▶ [PROMPT] Scan the data. Collect each line that contains the word "Выезды".

•••

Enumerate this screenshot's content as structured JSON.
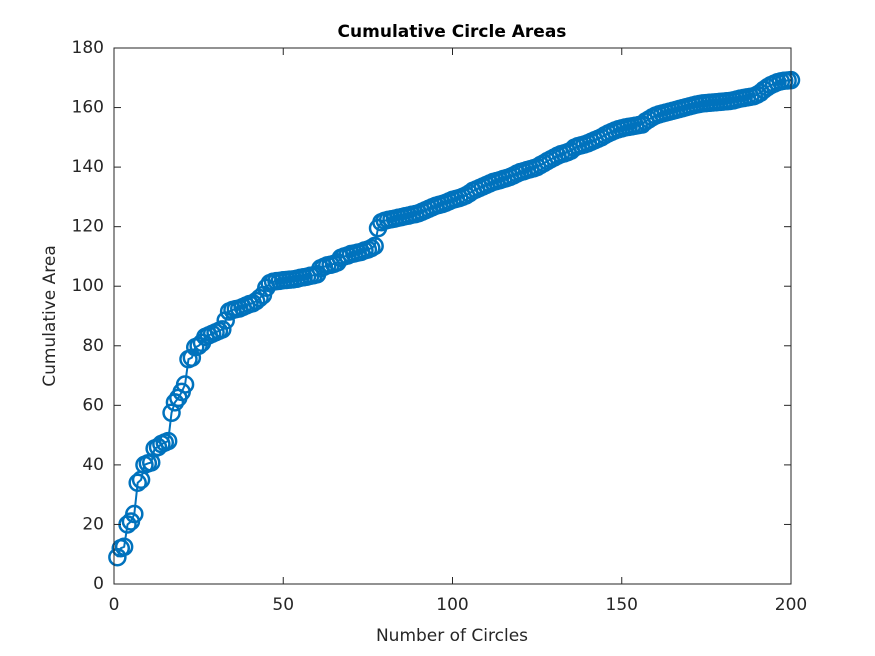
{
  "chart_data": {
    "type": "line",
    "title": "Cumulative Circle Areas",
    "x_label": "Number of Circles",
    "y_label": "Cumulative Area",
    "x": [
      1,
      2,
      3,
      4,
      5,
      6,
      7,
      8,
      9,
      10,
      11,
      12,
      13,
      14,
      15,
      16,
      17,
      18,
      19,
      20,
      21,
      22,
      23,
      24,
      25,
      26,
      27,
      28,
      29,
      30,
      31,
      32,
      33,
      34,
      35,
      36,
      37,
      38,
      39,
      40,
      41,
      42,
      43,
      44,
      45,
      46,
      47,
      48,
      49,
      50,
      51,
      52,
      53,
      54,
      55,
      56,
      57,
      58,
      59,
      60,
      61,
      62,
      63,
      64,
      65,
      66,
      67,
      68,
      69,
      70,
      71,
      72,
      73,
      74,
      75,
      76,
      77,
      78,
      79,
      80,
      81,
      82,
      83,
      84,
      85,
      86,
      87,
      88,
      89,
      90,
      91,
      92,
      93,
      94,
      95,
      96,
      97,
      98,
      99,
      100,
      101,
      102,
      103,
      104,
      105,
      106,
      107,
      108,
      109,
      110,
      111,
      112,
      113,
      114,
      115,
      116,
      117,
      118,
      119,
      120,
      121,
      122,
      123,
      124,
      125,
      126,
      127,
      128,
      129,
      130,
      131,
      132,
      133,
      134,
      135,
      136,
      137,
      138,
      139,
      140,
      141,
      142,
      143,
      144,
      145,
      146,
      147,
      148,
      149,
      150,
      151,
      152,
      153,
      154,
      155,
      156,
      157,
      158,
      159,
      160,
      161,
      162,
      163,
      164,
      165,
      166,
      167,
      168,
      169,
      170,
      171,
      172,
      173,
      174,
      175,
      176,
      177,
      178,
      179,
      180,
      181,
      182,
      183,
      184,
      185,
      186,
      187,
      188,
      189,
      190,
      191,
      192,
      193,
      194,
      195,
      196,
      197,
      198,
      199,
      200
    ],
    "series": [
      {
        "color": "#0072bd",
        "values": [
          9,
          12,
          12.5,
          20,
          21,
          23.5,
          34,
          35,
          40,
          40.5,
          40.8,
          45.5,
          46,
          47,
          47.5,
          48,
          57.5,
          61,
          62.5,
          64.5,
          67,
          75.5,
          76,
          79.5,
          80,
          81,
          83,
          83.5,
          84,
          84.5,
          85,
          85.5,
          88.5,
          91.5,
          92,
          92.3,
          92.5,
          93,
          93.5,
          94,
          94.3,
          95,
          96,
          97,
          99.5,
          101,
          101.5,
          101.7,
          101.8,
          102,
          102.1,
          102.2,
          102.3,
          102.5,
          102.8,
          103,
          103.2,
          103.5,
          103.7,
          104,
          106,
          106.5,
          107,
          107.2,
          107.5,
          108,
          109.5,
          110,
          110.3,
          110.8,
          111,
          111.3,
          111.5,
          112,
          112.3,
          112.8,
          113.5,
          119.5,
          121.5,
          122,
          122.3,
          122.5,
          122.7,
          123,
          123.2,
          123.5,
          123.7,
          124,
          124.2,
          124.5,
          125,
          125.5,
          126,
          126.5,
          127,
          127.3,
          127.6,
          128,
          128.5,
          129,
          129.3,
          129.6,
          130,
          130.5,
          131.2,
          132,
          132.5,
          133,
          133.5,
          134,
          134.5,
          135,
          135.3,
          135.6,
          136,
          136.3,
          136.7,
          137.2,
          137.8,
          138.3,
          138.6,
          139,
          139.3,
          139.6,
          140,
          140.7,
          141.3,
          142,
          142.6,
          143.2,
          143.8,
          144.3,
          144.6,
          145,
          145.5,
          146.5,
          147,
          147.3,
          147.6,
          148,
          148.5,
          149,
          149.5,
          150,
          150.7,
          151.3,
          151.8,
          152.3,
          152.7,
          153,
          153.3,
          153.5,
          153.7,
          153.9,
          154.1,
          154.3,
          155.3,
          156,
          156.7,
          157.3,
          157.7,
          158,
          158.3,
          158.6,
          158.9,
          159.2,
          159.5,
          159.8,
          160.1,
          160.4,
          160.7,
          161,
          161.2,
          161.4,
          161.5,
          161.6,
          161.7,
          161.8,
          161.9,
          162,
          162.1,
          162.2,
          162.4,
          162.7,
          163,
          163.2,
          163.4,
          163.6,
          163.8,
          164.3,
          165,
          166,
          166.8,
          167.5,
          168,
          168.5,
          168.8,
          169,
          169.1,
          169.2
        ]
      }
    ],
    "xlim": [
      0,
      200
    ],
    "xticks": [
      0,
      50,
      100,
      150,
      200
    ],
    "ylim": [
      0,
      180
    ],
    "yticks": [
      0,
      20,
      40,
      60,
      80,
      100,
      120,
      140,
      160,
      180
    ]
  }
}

•••

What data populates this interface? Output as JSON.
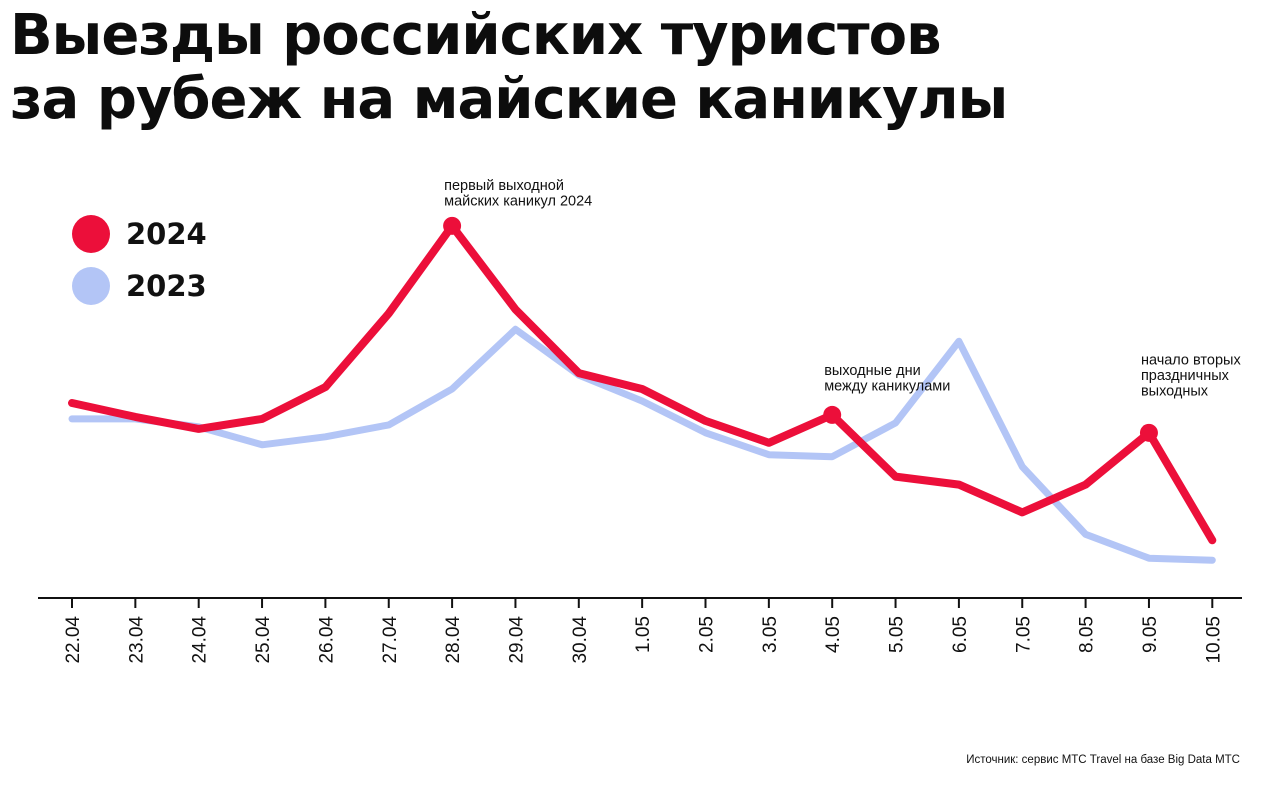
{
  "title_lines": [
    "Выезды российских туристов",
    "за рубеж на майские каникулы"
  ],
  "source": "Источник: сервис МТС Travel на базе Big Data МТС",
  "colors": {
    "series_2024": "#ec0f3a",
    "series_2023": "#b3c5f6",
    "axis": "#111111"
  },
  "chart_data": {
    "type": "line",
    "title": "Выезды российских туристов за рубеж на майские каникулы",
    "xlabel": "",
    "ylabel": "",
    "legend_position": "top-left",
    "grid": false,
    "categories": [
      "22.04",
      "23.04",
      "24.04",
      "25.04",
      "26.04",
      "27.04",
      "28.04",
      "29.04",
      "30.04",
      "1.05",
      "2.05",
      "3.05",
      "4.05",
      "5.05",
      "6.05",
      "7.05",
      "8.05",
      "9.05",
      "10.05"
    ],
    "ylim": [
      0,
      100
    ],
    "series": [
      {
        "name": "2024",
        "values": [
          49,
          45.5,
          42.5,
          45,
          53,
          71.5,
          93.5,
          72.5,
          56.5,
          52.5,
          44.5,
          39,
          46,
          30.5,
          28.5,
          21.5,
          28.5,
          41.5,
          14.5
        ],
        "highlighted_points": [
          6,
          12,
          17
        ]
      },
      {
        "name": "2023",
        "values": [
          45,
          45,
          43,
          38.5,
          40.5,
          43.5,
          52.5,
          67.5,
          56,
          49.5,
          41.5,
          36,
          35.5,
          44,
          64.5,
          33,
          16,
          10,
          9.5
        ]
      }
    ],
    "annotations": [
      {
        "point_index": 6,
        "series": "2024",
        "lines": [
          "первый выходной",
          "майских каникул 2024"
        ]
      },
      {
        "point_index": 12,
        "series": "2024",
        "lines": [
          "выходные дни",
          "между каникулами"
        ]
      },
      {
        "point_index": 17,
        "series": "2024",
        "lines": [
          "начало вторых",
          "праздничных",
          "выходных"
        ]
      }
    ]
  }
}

•••

▶ [COMPLETE ANSWER]
    "Выезды российских туристов",
    "title": "Выезды российских туристов за рубеж на майские каникулы",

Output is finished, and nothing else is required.